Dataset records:
********
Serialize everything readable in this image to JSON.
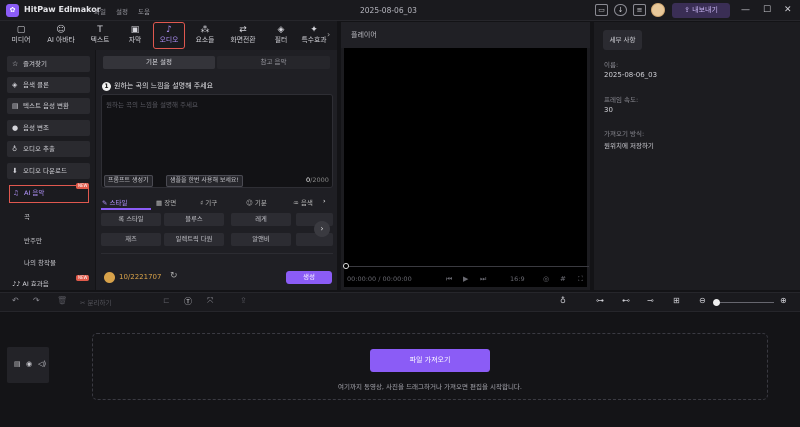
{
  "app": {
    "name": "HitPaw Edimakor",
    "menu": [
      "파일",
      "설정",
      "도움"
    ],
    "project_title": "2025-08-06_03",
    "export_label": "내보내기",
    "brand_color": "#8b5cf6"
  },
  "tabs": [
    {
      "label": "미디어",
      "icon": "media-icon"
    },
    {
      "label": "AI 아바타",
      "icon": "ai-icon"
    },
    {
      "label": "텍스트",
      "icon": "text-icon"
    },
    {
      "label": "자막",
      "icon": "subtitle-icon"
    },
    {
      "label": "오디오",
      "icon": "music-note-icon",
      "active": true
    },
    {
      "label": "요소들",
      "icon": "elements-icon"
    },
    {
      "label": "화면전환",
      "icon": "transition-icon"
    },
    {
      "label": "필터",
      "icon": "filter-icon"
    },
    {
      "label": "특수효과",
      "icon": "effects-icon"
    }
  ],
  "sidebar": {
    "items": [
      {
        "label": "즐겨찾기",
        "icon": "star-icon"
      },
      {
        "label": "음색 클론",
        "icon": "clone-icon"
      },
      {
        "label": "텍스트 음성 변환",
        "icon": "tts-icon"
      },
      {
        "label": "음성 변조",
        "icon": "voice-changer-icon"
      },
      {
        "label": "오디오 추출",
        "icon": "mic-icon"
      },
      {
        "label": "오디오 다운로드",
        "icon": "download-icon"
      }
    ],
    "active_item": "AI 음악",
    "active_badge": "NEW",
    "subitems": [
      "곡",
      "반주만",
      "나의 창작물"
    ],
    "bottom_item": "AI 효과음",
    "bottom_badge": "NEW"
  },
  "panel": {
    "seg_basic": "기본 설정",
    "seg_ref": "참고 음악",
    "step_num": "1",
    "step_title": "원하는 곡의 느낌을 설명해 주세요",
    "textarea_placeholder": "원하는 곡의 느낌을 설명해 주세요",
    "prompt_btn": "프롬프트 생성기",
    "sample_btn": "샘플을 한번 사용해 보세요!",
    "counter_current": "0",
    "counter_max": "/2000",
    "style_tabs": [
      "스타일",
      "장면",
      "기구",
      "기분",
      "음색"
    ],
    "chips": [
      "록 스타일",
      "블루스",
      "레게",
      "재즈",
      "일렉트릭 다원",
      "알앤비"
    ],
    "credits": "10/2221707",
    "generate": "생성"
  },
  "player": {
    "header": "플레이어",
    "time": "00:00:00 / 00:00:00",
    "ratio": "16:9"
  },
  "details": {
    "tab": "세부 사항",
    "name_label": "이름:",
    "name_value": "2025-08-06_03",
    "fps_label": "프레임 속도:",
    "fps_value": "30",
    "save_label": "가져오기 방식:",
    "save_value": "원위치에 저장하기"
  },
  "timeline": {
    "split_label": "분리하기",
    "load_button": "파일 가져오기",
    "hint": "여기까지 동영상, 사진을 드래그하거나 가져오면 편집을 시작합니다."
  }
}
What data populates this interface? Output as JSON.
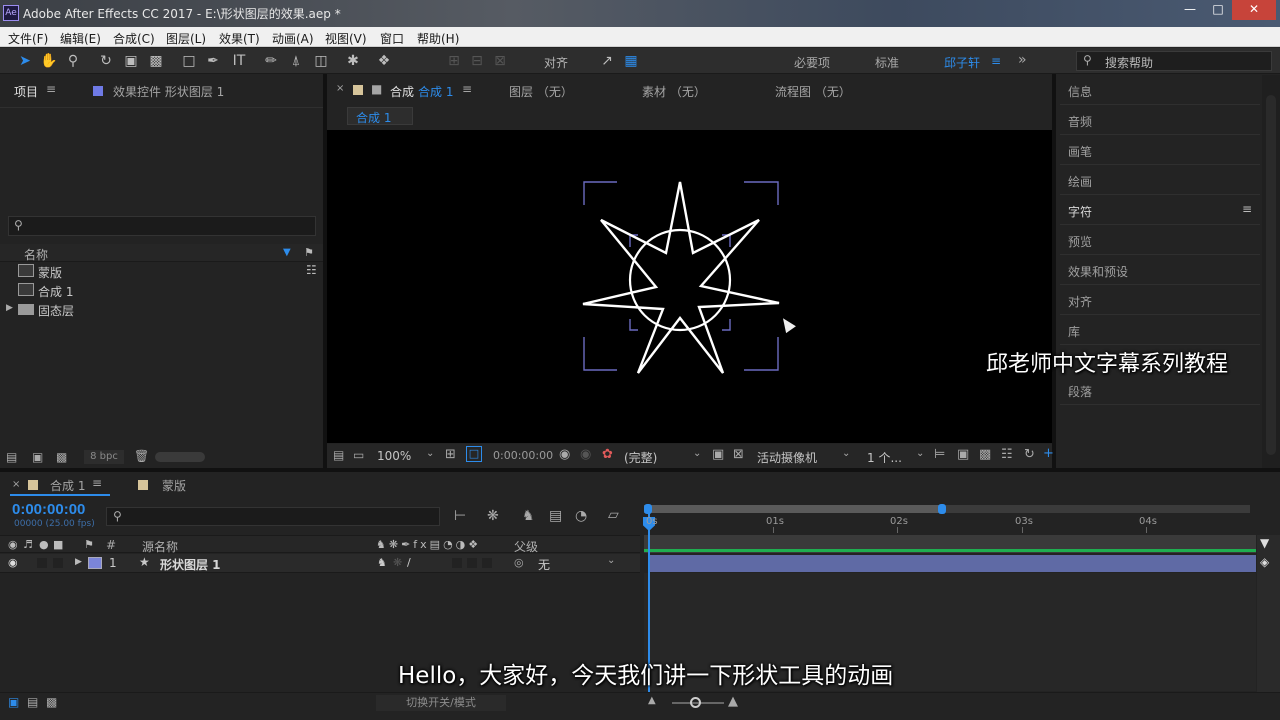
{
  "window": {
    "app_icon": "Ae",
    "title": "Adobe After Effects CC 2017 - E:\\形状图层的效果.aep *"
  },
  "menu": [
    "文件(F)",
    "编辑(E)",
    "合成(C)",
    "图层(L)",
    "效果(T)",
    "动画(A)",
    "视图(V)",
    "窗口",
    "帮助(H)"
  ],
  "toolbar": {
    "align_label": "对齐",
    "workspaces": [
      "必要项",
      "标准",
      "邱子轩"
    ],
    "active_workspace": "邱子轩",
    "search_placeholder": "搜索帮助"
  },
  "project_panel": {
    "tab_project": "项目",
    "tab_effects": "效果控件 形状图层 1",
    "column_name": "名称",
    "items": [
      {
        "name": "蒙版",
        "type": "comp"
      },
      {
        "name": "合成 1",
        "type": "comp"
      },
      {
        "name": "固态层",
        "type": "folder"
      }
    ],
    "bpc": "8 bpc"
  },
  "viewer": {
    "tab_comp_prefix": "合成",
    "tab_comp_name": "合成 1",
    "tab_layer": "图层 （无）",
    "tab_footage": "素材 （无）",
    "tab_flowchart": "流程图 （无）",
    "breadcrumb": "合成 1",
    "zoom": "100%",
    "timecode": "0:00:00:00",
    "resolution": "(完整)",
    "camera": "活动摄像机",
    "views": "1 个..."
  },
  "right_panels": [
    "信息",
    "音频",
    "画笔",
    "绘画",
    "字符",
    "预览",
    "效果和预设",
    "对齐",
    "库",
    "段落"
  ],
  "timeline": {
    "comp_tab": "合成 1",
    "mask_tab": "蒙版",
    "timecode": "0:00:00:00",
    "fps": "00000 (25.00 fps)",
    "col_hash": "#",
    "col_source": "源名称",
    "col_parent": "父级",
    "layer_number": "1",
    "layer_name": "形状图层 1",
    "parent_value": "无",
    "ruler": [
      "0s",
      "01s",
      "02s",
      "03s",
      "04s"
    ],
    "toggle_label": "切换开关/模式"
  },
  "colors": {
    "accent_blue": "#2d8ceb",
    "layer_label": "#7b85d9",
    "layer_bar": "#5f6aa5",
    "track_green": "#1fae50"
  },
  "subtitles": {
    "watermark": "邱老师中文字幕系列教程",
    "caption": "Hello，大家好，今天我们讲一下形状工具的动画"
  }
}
********
[To be done]: Return the material word for word. Pictures are not part of the copy.

[Response to the task]:
Serialize everything readable in this image to JSON.
{
  "app": {
    "name": "HitPaw Edimakor",
    "menu": [
      "파일",
      "설정",
      "도움"
    ],
    "project_title": "2025-08-06_03",
    "export_label": "내보내기",
    "brand_color": "#8b5cf6"
  },
  "tabs": [
    {
      "label": "미디어",
      "icon": "media-icon"
    },
    {
      "label": "AI 아바타",
      "icon": "ai-icon"
    },
    {
      "label": "텍스트",
      "icon": "text-icon"
    },
    {
      "label": "자막",
      "icon": "subtitle-icon"
    },
    {
      "label": "오디오",
      "icon": "music-note-icon",
      "active": true
    },
    {
      "label": "요소들",
      "icon": "elements-icon"
    },
    {
      "label": "화면전환",
      "icon": "transition-icon"
    },
    {
      "label": "필터",
      "icon": "filter-icon"
    },
    {
      "label": "특수효과",
      "icon": "effects-icon"
    }
  ],
  "sidebar": {
    "items": [
      {
        "label": "즐겨찾기",
        "icon": "star-icon"
      },
      {
        "label": "음색 클론",
        "icon": "clone-icon"
      },
      {
        "label": "텍스트 음성 변환",
        "icon": "tts-icon"
      },
      {
        "label": "음성 변조",
        "icon": "voice-changer-icon"
      },
      {
        "label": "오디오 추출",
        "icon": "mic-icon"
      },
      {
        "label": "오디오 다운로드",
        "icon": "download-icon"
      }
    ],
    "active_item": "AI 음악",
    "active_badge": "NEW",
    "subitems": [
      "곡",
      "반주만",
      "나의 창작물"
    ],
    "bottom_item": "AI 효과음",
    "bottom_badge": "NEW"
  },
  "panel": {
    "seg_basic": "기본 설정",
    "seg_ref": "참고 음악",
    "step_num": "1",
    "step_title": "원하는 곡의 느낌을 설명해 주세요",
    "textarea_placeholder": "원하는 곡의 느낌을 설명해 주세요",
    "prompt_btn": "프롬프트 생성기",
    "sample_btn": "샘플을 한번 사용해 보세요!",
    "counter_current": "0",
    "counter_max": "/2000",
    "style_tabs": [
      "스타일",
      "장면",
      "기구",
      "기분",
      "음색"
    ],
    "chips": [
      "록 스타일",
      "블루스",
      "레게",
      "재즈",
      "일렉트릭 다원",
      "알앤비"
    ],
    "credits": "10/2221707",
    "generate": "생성"
  },
  "player": {
    "header": "플레이어",
    "time": "00:00:00 / 00:00:00",
    "ratio": "16:9"
  },
  "details": {
    "tab": "세부 사항",
    "name_label": "이름:",
    "name_value": "2025-08-06_03",
    "fps_label": "프레임 속도:",
    "fps_value": "30",
    "save_label": "가져오기 방식:",
    "save_value": "원위치에 저장하기"
  },
  "timeline": {
    "split_label": "분리하기",
    "load_button": "파일 가져오기",
    "hint": "여기까지 동영상, 사진을 드래그하거나 가져오면 편집을 시작합니다."
  }
}
What data populates this interface? Output as JSON.
{
  "window": {
    "app_icon": "Ae",
    "title": "Adobe After Effects CC 2017 - E:\\形状图层的效果.aep *"
  },
  "menu": [
    "文件(F)",
    "编辑(E)",
    "合成(C)",
    "图层(L)",
    "效果(T)",
    "动画(A)",
    "视图(V)",
    "窗口",
    "帮助(H)"
  ],
  "toolbar": {
    "align_label": "对齐",
    "workspaces": [
      "必要项",
      "标准",
      "邱子轩"
    ],
    "active_workspace": "邱子轩",
    "search_placeholder": "搜索帮助"
  },
  "project_panel": {
    "tab_project": "项目",
    "tab_effects": "效果控件 形状图层 1",
    "column_name": "名称",
    "items": [
      {
        "name": "蒙版",
        "type": "comp"
      },
      {
        "name": "合成 1",
        "type": "comp"
      },
      {
        "name": "固态层",
        "type": "folder"
      }
    ],
    "bpc": "8 bpc"
  },
  "viewer": {
    "tab_comp_prefix": "合成",
    "tab_comp_name": "合成 1",
    "tab_layer": "图层 （无）",
    "tab_footage": "素材 （无）",
    "tab_flowchart": "流程图 （无）",
    "breadcrumb": "合成 1",
    "zoom": "100%",
    "timecode": "0:00:00:00",
    "resolution": "(完整)",
    "camera": "活动摄像机",
    "views": "1 个..."
  },
  "right_panels": [
    "信息",
    "音频",
    "画笔",
    "绘画",
    "字符",
    "预览",
    "效果和预设",
    "对齐",
    "库",
    "段落"
  ],
  "timeline": {
    "comp_tab": "合成 1",
    "mask_tab": "蒙版",
    "timecode": "0:00:00:00",
    "fps": "00000 (25.00 fps)",
    "col_hash": "#",
    "col_source": "源名称",
    "col_parent": "父级",
    "layer_number": "1",
    "layer_name": "形状图层 1",
    "parent_value": "无",
    "ruler": [
      "0s",
      "01s",
      "02s",
      "03s",
      "04s"
    ],
    "toggle_label": "切换开关/模式"
  },
  "colors": {
    "accent_blue": "#2d8ceb",
    "layer_label": "#7b85d9",
    "layer_bar": "#5f6aa5",
    "track_green": "#1fae50"
  },
  "subtitles": {
    "watermark": "邱老师中文字幕系列教程",
    "caption": "Hello，大家好，今天我们讲一下形状工具的动画"
  }
}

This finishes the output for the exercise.